▸ Given request 1: In the records, update the part that runs from the start of the records through the line containing "The gap 32a is at (537, 288)." by replacing "partial enlarged section" with "partially enlarged view" and leaving everything else unchanged. Give only that part, and leave out the pictures.

▸ Passage:
+---+

Here are three photographs taken on and around the London Eye ferris wheel. These pictures have each been processed using an incorrect white balance setting. In this situation, input color management becomes irrelevant and it matters more how consistent the appearance is between the computer display and the print output.

Profiling the output

Successful color management also relies on having accurate profiles for each type of media paper that's used with your printer. The printer you buy should come with a driver on a CD (or you can easily download one) and the installation procedure should install a set of canned profiles that will work when using the proprietary inks designed to be used with the printer and for a limited range of branded papers. The canned profiles that ship with the latest Epson printers, for their Epson papers, tend to be of a very high quality and these are all you really need for professional print results. However, it is recommended that you carry out custom profiling to build profiles for other types of print/paper combinations. This can be done by printing out a test target like the one shown in Figure 12.11 without color managing it. Once the test print has been allowed to stabilize, it can be measured the following day with a device like the X-Rite Eye-One spectrophotometer (Figure 12.12). The patch measurement results can then be used to build a color profile for the printer. The other alternative is to take advantage of Neil Barstow's remote profiling service special offer which is available to readers (see the back of the book). If you wish to use custom printer profiles, you'll need one to be built for each printer/media combination. You can use a profiled printer to achieve good CMYK proofing, even from a modestly priced printer, which comes close to matching the quality of a recognized contract proof printer.

Figure 12.11

This Kodak™ color target can be used to construct a color ICC profile. A profile service company will normally supply you with instructions on how to print it out. When they receive your prints, they can measure these and email the custom ICC profile back to you. For example, Neil Barstow of www.colourmanagement.net is offering a special discount rate to readers of this book (see the back of the book for more details).

Figure 12.12

Once a print profile has been printed out, the color patches can be read using a spectrophotometer and the measurements used to build an ICC profile.

+---+

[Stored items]
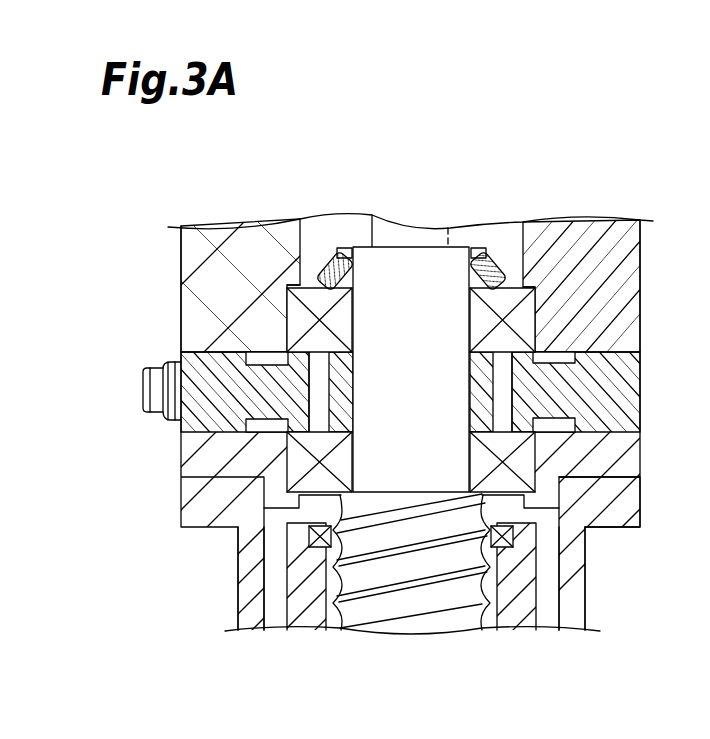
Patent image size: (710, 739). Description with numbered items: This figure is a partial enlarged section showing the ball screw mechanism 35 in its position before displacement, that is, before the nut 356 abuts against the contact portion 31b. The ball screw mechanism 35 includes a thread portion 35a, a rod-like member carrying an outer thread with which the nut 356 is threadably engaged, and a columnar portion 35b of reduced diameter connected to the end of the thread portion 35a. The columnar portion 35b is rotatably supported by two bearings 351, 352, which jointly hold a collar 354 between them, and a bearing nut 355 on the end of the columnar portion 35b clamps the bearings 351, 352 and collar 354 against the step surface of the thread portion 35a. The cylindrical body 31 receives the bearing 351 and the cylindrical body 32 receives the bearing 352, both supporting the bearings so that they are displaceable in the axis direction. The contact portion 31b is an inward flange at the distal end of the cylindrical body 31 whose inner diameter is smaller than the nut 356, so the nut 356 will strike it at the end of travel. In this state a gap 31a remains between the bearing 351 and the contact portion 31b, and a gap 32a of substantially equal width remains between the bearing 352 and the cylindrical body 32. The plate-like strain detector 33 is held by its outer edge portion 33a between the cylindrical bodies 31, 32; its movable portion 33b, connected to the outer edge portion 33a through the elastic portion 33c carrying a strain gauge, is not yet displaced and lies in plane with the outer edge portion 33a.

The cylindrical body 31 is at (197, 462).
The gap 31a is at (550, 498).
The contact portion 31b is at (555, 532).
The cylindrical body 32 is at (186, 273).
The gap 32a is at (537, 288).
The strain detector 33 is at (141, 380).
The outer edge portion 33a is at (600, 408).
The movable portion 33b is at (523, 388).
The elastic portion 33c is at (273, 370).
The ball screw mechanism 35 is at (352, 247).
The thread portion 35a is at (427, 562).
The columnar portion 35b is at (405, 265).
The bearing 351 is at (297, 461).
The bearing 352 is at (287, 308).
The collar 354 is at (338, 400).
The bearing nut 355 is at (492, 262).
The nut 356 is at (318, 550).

+---+

▸ Given request 2: According to the passage on color management, what device can measure the test print the following day?

▸ Problem solution 1:
Patent image size: (710, 739). Description with numbered items: This figure is a partially enlarged view showing the ball screw mechanism 35 in its position before displacement, that is, before the nut 356 abuts against the contact portion 31b. The ball screw mechanism 35 includes a thread portion 35a, a rod-like member carrying an outer thread with which the nut 356 is threadably engaged, and a columnar portion 35b of reduced diameter connected to the end of the thread portion 35a. The columnar portion 35b is rotatably supported by two bearings 351, 352, which jointly hold a collar 354 between them, and a bearing nut 355 on the end of the columnar portion 35b clamps the bearings 351, 352 and collar 354 against the step surface of the thread portion 35a. The cylindrical body 31 receives the bearing 351 and the cylindrical body 32 receives the bearing 352, both supporting the bearings so that they are displaceable in the axis direction. The contact portion 31b is an inward flange at the distal end of the cylindrical body 31 whose inner diameter is smaller than the nut 356, so the nut 356 will strike it at the end of travel. In this state a gap 31a remains between the bearing 351 and the contact portion 31b, and a gap 32a of substantially equal width remains between the bearing 352 and the cylindrical body 32. The plate-like strain detector 33 is held by its outer edge portion 33a between the cylindrical bodies 31, 32; its movable portion 33b, connected to the outer edge portion 33a through the elastic portion 33c carrying a strain gauge, is not yet displaced and lies in plane with the outer edge portion 33a.

The cylindrical body 31 is at (197, 462).
The gap 31a is at (550, 498).
The contact portion 31b is at (555, 532).
The cylindrical body 32 is at (186, 273).
The gap 32a is at (537, 288).

▸ Problem solution 2: A device like the X-Rite Eye-One spectrophotometer.